Every line holding the word "Kılavuzu" counts once. Give the total, nothing more.

=== Raw data ===

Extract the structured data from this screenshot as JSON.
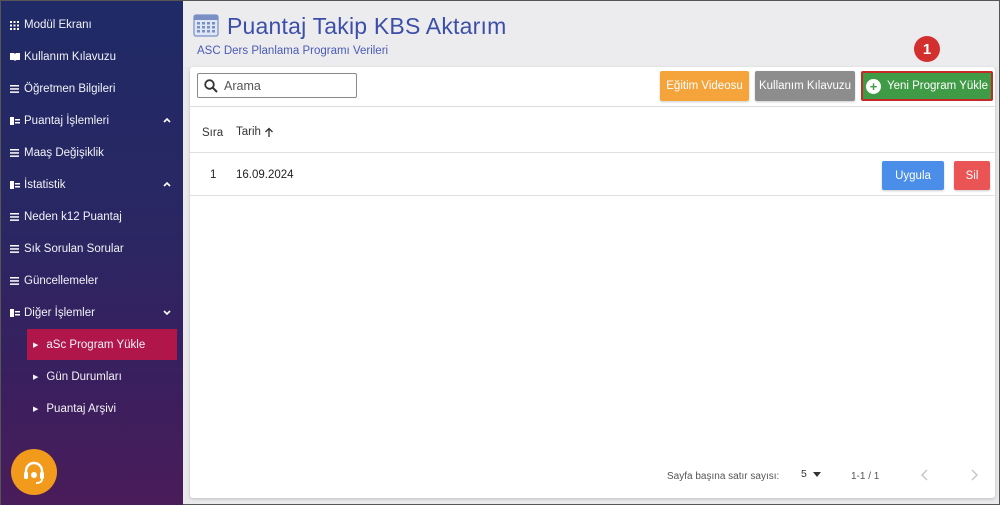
{
  "sidebar": {
    "items": [
      {
        "label": "Modül Ekranı",
        "icon": "grid-icon"
      },
      {
        "label": "Kullanım Kılavuzu",
        "icon": "book-icon"
      },
      {
        "label": "Öğretmen Bilgileri",
        "icon": "list-icon"
      },
      {
        "label": "Puantaj İşlemleri",
        "icon": "folder-icon",
        "expanded": true
      },
      {
        "label": "Maaş Değişiklik",
        "icon": "list-icon"
      },
      {
        "label": "İstatistik",
        "icon": "folder-icon",
        "expanded": true
      },
      {
        "label": "Neden k12 Puantaj",
        "icon": "list-icon"
      },
      {
        "label": "Sık Sorulan Sorular",
        "icon": "list-icon"
      },
      {
        "label": "Güncellemeler",
        "icon": "list-icon"
      },
      {
        "label": "Diğer İşlemler",
        "icon": "folder-icon",
        "expanded": false
      }
    ],
    "subitems": [
      {
        "label": "aSc Program Yükle",
        "active": true
      },
      {
        "label": "Gün Durumları",
        "active": false
      },
      {
        "label": "Puantaj Arşivi",
        "active": false
      }
    ]
  },
  "header": {
    "title": "Puantaj Takip KBS Aktarım",
    "subtitle": "ASC Ders Planlama Programı Verileri"
  },
  "toolbar": {
    "search_placeholder": "Arama",
    "video_label": "Eğitim Videosu",
    "guide_label": "Kullanım Kılavuzu",
    "upload_label": "Yeni Program Yükle",
    "marker": "1"
  },
  "table": {
    "columns": [
      "Sıra",
      "Tarih"
    ],
    "rows": [
      {
        "sira": "1",
        "tarih": "16.09.2024",
        "apply_label": "Uygula",
        "delete_label": "Sil"
      }
    ]
  },
  "pagination": {
    "rows_per_page_label": "Sayfa başına satır sayısı:",
    "rows_per_page": "5",
    "range": "1-1 / 1"
  },
  "colors": {
    "sidebar_top": "#1f2a66",
    "active_item": "#b0164a",
    "title": "#3c4fa8",
    "video_btn": "#f5a43c",
    "guide_btn": "#8d8d8d",
    "upload_btn": "#3f9b45",
    "apply_btn": "#4a8eea",
    "delete_btn": "#ea5454",
    "highlight": "#c62828"
  }
}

===

▸ Final answer:
2